Exercise aim. Lines that contain "Commissariat" are to be counted; give only their number.

Data listing.
* Begin *

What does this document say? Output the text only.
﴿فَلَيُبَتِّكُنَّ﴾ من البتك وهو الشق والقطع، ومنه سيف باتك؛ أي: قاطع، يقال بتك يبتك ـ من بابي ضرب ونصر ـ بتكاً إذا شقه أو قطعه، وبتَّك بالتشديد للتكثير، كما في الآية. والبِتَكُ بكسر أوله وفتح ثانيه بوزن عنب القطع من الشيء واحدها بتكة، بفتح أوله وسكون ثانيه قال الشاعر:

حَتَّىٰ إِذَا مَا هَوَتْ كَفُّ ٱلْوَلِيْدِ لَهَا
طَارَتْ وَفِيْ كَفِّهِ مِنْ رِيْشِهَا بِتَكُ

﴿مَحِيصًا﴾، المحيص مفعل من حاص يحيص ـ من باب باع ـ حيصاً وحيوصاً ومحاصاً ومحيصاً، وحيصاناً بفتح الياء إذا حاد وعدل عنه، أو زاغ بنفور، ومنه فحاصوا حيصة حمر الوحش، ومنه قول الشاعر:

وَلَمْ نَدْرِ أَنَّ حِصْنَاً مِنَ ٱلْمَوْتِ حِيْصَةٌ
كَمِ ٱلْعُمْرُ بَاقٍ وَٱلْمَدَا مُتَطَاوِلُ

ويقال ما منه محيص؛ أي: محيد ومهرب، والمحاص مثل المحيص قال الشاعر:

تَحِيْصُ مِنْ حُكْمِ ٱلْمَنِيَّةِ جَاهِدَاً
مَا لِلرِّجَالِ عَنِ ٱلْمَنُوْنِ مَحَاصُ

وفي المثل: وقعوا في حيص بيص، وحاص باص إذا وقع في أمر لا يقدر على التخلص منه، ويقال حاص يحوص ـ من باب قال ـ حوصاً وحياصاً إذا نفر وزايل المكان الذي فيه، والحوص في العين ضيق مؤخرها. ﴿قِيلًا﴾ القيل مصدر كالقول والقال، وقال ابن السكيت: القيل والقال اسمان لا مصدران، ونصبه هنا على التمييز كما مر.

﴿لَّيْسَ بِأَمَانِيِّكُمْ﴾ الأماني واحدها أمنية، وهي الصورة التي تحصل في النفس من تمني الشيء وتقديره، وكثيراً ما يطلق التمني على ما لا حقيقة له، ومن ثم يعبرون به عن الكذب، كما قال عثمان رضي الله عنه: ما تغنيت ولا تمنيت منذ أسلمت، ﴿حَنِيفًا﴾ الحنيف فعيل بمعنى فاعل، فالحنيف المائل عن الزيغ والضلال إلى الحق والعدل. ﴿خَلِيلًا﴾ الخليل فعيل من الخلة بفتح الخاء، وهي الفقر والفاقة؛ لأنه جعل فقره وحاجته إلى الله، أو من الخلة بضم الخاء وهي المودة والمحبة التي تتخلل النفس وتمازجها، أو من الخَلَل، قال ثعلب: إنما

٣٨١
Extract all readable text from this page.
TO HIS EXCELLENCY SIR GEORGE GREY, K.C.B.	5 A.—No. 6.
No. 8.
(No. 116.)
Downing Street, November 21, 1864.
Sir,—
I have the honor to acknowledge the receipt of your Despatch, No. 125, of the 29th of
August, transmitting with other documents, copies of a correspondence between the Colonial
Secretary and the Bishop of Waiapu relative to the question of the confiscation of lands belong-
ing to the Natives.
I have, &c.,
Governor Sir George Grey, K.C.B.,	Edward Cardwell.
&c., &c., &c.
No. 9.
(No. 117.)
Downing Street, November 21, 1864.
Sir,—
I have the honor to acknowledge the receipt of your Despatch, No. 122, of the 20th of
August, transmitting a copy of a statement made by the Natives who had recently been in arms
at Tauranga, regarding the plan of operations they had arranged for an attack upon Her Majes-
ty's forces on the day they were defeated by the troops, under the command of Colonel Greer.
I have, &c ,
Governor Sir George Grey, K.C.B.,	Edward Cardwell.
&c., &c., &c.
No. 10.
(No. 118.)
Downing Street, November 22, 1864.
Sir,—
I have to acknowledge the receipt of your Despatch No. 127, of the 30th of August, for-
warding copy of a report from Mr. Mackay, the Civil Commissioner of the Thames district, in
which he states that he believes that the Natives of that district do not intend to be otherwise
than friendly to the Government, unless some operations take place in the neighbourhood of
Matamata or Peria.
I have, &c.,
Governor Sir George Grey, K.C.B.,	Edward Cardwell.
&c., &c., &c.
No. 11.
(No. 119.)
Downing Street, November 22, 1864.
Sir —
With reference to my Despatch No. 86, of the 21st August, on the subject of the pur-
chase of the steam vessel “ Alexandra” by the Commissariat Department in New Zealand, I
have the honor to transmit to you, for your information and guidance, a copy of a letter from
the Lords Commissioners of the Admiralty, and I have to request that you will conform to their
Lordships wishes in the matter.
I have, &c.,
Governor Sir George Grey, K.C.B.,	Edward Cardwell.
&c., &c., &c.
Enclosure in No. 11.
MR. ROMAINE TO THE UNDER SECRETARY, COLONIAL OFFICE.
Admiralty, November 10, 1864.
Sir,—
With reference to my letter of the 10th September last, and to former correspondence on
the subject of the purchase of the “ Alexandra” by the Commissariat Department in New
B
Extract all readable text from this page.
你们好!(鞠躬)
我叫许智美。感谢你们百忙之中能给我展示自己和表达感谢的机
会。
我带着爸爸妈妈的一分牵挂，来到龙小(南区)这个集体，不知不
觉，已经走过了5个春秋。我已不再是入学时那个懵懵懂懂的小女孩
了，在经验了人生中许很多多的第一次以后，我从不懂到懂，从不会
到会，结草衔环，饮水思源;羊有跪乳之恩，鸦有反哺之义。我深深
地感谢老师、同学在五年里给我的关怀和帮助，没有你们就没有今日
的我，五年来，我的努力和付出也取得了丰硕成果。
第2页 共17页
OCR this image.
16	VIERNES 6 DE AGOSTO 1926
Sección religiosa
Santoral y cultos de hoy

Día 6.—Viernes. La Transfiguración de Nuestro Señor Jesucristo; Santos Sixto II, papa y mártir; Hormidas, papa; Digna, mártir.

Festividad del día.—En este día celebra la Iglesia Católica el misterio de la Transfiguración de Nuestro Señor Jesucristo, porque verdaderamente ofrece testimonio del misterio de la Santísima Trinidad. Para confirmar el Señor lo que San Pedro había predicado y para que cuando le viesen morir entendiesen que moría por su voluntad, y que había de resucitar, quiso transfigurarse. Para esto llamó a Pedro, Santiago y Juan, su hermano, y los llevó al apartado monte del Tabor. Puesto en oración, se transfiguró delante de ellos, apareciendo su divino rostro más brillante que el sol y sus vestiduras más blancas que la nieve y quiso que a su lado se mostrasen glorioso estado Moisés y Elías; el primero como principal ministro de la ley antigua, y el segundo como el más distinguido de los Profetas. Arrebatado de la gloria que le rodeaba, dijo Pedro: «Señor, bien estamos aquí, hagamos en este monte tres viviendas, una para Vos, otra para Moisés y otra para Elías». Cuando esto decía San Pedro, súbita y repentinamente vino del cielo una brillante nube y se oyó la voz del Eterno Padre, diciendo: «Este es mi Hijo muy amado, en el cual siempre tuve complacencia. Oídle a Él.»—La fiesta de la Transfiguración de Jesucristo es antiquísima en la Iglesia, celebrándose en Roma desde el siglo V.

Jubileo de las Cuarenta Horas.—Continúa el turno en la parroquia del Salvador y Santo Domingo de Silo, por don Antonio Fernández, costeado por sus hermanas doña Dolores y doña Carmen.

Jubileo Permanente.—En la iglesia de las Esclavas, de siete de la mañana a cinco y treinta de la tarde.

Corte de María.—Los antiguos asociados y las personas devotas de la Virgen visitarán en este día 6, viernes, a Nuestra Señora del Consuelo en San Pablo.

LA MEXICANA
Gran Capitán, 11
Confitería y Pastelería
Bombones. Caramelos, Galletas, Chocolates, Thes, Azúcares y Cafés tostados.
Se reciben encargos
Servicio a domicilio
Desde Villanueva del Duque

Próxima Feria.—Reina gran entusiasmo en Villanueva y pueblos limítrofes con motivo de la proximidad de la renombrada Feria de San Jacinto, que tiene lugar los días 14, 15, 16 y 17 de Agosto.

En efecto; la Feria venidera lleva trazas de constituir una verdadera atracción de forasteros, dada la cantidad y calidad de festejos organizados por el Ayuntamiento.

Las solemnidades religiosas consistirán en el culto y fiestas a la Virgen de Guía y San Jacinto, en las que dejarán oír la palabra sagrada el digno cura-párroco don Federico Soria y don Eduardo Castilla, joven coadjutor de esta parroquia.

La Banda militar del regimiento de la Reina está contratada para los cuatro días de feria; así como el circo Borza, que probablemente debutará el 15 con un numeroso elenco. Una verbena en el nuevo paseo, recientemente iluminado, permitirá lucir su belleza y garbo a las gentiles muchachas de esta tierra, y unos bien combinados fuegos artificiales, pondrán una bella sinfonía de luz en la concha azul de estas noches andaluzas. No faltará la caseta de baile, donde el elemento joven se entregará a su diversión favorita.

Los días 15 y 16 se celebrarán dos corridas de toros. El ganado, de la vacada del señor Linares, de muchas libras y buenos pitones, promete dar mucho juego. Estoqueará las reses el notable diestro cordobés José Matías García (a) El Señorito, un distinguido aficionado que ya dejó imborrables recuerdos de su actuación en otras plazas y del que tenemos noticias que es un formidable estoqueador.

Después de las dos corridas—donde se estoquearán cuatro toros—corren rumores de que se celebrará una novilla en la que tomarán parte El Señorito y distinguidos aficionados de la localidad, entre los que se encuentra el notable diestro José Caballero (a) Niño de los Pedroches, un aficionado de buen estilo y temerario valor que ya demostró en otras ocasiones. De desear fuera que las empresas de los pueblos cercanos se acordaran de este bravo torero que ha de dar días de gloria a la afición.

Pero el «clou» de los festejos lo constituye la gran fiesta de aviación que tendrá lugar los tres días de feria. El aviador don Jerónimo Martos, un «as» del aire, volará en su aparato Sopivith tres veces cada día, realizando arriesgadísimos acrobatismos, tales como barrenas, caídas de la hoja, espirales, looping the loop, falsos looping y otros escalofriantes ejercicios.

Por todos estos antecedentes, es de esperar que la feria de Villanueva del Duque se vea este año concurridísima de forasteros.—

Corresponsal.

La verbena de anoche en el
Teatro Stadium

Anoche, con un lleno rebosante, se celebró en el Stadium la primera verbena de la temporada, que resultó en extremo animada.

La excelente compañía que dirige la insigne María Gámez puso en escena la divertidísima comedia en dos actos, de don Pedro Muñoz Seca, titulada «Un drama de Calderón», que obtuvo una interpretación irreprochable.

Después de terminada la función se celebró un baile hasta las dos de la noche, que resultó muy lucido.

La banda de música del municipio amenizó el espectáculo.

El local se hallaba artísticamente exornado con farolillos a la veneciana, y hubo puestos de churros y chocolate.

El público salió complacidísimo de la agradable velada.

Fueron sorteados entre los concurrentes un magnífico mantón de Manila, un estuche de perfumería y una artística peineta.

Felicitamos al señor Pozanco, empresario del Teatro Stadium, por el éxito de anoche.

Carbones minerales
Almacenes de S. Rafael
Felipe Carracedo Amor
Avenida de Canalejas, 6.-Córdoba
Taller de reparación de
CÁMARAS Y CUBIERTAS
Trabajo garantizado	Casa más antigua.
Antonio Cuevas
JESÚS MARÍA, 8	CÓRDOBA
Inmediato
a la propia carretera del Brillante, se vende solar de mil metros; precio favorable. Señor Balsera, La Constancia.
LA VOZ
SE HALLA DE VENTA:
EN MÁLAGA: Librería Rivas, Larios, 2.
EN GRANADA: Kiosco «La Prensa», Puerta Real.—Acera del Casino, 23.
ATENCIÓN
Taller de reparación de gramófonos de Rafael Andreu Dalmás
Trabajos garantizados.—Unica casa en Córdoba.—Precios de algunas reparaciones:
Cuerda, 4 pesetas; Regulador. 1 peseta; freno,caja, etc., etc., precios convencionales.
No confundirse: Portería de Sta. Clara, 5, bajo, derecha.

* End *

Final result. 2